Request | Count the lines below that include the word "delta" and write that number alone.

— Start Supplied records —

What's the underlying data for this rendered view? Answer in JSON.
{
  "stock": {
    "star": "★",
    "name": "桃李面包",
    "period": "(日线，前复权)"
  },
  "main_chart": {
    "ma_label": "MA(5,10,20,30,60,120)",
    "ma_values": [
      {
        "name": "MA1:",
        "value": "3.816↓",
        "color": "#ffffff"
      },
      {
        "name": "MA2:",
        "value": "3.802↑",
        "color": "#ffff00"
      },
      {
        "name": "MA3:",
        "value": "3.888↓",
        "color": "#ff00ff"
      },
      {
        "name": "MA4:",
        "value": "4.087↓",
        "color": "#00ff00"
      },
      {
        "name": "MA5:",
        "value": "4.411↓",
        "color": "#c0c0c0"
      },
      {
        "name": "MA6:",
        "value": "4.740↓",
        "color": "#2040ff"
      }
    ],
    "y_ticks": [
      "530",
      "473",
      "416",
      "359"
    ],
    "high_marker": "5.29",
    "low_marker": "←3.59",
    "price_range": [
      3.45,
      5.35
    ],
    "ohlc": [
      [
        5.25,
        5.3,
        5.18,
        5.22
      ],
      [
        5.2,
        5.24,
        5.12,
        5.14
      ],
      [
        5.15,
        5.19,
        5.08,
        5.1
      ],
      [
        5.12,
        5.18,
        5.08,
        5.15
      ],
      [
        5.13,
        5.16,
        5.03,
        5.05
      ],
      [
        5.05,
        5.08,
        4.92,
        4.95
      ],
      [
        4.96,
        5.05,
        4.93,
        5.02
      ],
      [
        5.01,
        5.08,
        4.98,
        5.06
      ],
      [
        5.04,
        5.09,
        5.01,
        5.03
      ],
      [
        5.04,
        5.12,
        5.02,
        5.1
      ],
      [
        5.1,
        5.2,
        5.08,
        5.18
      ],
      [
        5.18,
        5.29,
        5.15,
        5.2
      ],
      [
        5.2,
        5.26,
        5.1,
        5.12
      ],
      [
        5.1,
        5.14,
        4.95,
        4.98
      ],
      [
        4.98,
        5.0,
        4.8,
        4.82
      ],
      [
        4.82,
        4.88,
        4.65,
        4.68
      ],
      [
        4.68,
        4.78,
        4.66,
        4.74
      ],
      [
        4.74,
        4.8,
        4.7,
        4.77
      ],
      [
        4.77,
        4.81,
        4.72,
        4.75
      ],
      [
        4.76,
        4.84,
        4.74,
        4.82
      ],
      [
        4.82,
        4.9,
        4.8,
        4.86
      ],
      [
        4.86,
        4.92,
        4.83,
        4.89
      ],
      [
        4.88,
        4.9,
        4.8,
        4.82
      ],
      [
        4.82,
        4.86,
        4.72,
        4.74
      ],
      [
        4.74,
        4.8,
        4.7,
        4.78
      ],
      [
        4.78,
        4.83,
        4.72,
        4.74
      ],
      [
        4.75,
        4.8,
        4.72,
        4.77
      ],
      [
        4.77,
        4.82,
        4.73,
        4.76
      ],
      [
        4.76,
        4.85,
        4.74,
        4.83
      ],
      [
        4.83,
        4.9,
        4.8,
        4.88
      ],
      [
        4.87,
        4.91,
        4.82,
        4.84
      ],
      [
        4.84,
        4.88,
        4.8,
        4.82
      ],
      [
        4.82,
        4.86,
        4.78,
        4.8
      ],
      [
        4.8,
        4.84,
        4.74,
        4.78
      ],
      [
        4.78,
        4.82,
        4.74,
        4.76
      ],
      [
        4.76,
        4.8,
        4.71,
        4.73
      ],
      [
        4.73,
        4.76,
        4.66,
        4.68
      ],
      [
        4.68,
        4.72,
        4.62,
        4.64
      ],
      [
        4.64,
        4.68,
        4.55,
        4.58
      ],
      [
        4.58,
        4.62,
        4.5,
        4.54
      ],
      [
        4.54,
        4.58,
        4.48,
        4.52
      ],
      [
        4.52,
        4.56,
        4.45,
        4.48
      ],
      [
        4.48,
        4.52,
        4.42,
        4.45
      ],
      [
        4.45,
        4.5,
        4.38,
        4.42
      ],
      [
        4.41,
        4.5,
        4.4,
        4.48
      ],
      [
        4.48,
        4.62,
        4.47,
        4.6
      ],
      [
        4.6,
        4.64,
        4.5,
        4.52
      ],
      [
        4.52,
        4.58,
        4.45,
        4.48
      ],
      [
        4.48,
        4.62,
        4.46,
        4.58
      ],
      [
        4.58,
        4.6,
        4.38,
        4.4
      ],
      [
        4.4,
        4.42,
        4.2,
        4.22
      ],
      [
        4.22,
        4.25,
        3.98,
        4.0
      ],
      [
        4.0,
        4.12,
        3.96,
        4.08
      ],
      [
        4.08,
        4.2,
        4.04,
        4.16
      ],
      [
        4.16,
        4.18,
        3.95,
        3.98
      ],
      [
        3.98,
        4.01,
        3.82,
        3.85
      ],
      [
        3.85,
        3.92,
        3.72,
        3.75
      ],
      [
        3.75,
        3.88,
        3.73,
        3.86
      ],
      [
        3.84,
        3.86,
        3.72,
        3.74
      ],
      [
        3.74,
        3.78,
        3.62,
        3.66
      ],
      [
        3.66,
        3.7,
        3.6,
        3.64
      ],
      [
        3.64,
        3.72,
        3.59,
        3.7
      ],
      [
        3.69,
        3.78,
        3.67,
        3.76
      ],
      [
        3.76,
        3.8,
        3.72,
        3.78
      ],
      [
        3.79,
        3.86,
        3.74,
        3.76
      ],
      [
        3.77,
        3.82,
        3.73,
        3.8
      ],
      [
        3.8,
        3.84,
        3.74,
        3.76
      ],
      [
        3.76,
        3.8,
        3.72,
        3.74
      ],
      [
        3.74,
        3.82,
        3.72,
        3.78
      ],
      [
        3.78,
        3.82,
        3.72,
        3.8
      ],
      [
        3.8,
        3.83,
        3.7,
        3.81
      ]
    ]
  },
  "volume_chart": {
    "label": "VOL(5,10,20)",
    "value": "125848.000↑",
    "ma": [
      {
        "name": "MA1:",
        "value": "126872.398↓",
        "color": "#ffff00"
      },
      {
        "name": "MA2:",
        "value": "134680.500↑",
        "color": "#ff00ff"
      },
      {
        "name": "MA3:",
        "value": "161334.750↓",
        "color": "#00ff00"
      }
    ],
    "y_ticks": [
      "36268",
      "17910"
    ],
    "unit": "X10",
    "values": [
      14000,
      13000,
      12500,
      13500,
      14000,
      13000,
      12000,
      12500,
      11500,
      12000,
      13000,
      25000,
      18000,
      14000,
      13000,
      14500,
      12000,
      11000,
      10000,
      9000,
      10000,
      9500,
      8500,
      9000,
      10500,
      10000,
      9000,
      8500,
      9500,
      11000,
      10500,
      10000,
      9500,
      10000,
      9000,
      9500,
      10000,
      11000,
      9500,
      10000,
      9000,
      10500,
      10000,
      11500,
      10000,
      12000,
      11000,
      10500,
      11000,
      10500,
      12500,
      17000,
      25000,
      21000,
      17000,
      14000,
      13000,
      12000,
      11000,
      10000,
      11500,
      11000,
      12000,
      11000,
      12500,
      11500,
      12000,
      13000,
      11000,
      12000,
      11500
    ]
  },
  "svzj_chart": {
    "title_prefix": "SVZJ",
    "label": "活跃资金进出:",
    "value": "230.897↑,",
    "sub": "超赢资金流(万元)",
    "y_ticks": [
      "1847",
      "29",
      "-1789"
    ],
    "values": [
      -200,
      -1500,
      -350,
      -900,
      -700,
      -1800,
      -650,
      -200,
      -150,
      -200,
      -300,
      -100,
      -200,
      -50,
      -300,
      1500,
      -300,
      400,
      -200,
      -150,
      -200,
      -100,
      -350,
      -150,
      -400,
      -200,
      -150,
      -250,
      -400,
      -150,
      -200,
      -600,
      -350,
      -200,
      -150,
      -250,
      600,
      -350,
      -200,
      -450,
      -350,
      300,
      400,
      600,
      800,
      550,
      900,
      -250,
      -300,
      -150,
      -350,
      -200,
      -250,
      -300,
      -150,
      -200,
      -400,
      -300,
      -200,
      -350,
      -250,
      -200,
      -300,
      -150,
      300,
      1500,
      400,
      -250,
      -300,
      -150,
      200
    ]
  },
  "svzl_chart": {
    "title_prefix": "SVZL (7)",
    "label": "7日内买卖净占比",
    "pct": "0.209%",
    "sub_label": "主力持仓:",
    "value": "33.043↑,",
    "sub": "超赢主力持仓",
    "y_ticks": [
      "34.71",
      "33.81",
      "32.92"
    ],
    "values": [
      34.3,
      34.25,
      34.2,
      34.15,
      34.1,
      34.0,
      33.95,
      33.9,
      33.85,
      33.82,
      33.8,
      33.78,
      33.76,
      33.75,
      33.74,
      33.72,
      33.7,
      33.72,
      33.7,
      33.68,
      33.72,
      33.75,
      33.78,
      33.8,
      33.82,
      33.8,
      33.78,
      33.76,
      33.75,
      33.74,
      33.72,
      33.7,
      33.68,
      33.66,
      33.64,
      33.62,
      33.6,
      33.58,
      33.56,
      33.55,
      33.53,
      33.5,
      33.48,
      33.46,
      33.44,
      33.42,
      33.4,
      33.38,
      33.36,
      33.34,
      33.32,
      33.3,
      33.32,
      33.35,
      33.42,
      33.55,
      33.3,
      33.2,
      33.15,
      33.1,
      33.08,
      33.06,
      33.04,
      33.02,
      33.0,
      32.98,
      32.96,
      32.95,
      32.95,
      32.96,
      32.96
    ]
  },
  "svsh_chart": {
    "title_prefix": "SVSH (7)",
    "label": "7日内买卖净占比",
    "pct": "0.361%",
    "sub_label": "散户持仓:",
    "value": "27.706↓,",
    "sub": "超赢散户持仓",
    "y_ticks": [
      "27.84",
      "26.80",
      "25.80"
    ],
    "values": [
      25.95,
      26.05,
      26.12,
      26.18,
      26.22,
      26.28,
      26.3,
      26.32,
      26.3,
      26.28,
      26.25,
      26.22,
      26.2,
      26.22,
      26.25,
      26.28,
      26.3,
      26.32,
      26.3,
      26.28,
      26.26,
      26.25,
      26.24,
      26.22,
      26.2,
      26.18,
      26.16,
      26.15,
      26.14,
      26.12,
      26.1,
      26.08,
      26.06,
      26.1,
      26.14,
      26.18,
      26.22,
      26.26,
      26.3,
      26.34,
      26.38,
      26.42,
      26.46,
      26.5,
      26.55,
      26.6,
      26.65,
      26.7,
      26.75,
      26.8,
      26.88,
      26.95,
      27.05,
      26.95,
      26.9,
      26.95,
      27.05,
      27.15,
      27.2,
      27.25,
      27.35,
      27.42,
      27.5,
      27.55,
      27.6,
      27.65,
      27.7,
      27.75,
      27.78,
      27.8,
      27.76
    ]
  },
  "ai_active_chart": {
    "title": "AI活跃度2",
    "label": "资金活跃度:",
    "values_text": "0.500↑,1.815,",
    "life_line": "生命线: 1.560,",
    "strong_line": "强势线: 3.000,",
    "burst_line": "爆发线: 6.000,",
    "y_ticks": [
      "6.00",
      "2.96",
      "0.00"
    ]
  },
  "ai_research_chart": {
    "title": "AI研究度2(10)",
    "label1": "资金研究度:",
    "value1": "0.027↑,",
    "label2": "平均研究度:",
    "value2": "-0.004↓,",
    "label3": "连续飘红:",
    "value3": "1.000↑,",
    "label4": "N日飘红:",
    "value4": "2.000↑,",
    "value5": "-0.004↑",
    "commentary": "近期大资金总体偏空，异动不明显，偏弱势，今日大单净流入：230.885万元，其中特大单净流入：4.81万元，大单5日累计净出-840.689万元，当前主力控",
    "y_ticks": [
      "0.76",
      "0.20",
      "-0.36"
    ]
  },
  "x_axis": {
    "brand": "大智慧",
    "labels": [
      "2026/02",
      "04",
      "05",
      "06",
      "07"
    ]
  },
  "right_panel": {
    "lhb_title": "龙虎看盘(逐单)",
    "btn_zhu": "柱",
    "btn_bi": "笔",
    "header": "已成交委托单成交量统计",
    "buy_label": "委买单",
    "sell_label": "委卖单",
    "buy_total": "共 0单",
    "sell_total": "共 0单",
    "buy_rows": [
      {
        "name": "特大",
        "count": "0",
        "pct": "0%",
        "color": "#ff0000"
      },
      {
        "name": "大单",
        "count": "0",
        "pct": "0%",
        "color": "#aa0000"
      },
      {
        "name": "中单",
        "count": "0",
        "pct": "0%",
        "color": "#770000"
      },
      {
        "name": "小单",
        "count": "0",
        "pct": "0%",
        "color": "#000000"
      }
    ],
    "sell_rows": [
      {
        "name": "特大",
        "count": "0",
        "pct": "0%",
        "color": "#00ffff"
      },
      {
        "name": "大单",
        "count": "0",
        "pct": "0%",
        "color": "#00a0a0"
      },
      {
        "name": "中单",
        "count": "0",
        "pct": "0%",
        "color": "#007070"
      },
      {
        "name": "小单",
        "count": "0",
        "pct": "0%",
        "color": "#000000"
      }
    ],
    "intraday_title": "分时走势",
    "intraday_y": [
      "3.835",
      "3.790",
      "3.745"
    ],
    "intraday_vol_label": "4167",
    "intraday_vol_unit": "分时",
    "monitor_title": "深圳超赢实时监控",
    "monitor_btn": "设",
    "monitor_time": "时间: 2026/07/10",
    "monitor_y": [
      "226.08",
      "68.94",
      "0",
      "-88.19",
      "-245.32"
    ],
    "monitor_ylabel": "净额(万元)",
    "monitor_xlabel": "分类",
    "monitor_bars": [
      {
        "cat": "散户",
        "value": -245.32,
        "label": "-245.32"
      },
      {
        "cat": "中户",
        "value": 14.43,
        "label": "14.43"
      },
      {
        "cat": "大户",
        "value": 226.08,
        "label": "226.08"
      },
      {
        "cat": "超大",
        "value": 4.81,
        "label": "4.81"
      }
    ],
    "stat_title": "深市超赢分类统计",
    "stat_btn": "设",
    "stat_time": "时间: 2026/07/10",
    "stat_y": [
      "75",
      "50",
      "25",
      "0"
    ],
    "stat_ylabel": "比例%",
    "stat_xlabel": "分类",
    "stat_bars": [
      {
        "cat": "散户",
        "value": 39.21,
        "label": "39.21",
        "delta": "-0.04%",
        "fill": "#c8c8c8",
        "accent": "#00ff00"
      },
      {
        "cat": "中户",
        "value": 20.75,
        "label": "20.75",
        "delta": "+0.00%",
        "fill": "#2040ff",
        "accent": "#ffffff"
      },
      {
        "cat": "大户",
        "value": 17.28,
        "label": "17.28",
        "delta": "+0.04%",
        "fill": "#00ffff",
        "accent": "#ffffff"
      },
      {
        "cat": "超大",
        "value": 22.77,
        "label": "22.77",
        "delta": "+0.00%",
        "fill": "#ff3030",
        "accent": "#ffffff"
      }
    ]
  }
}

— End Supplied records —

Output for this task | 4